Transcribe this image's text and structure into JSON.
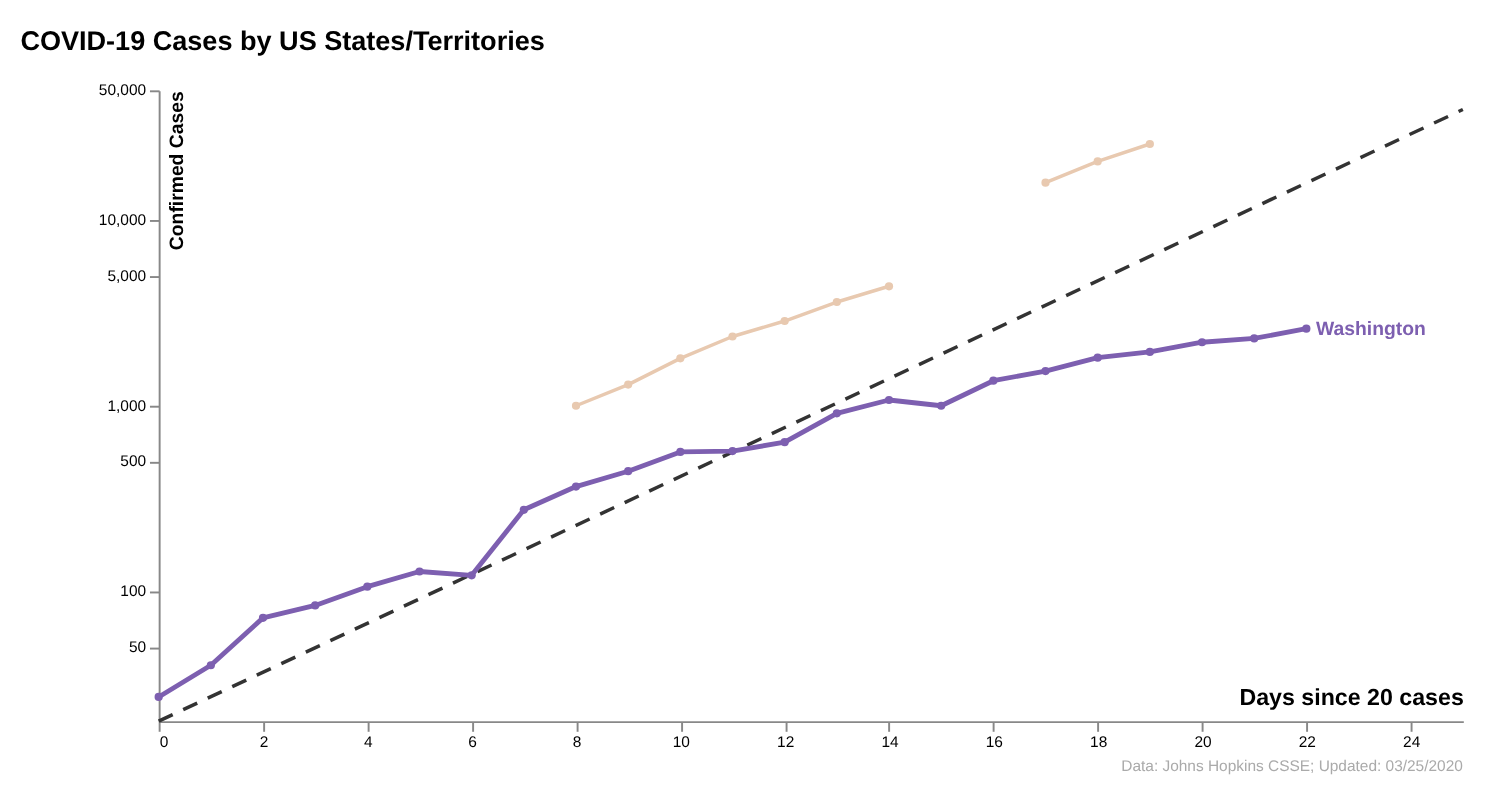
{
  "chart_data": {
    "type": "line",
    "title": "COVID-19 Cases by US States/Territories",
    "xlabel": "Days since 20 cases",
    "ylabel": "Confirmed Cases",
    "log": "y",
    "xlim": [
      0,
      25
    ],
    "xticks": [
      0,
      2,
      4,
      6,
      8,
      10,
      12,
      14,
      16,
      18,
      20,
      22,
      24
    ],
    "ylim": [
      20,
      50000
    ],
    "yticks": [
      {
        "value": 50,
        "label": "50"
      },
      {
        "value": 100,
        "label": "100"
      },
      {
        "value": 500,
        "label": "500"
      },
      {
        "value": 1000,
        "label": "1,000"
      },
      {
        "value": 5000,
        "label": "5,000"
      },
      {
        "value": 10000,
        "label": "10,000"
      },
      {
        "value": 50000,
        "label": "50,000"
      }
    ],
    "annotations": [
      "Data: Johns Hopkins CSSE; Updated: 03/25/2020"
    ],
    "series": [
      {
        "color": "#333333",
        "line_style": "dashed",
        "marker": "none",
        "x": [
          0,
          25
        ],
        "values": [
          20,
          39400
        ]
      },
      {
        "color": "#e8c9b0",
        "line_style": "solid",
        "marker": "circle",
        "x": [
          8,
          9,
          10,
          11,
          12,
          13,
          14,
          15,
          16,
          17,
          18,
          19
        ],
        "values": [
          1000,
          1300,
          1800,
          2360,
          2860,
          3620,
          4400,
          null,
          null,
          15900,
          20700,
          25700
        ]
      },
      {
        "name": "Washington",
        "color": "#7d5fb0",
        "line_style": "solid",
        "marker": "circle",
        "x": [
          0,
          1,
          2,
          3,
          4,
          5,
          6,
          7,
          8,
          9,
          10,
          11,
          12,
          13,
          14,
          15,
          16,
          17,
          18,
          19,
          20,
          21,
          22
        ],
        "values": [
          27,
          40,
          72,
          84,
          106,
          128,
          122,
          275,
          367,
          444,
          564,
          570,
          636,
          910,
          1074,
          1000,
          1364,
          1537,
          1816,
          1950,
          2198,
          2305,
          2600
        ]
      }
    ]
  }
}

* [Exercise objective]: Would you return the data exactly as written, without the pictures?

* [Right answer]:
Transcribe this image's text and structure into JSON.
{
  "chart_data": {
    "type": "line",
    "title": "COVID-19 Cases by US States/Territories",
    "xlabel": "Days since 20 cases",
    "ylabel": "Confirmed Cases",
    "log": "y",
    "xlim": [
      0,
      25
    ],
    "xticks": [
      0,
      2,
      4,
      6,
      8,
      10,
      12,
      14,
      16,
      18,
      20,
      22,
      24
    ],
    "ylim": [
      20,
      50000
    ],
    "yticks": [
      {
        "value": 50,
        "label": "50"
      },
      {
        "value": 100,
        "label": "100"
      },
      {
        "value": 500,
        "label": "500"
      },
      {
        "value": 1000,
        "label": "1,000"
      },
      {
        "value": 5000,
        "label": "5,000"
      },
      {
        "value": 10000,
        "label": "10,000"
      },
      {
        "value": 50000,
        "label": "50,000"
      }
    ],
    "annotations": [
      "Data: Johns Hopkins CSSE; Updated: 03/25/2020"
    ],
    "series": [
      {
        "color": "#333333",
        "line_style": "dashed",
        "marker": "none",
        "x": [
          0,
          25
        ],
        "values": [
          20,
          39400
        ]
      },
      {
        "color": "#e8c9b0",
        "line_style": "solid",
        "marker": "circle",
        "x": [
          8,
          9,
          10,
          11,
          12,
          13,
          14,
          15,
          16,
          17,
          18,
          19
        ],
        "values": [
          1000,
          1300,
          1800,
          2360,
          2860,
          3620,
          4400,
          null,
          null,
          15900,
          20700,
          25700
        ]
      },
      {
        "name": "Washington",
        "color": "#7d5fb0",
        "line_style": "solid",
        "marker": "circle",
        "x": [
          0,
          1,
          2,
          3,
          4,
          5,
          6,
          7,
          8,
          9,
          10,
          11,
          12,
          13,
          14,
          15,
          16,
          17,
          18,
          19,
          20,
          21,
          22
        ],
        "values": [
          27,
          40,
          72,
          84,
          106,
          128,
          122,
          275,
          367,
          444,
          564,
          570,
          636,
          910,
          1074,
          1000,
          1364,
          1537,
          1816,
          1950,
          2198,
          2305,
          2600
        ]
      }
    ]
  }
}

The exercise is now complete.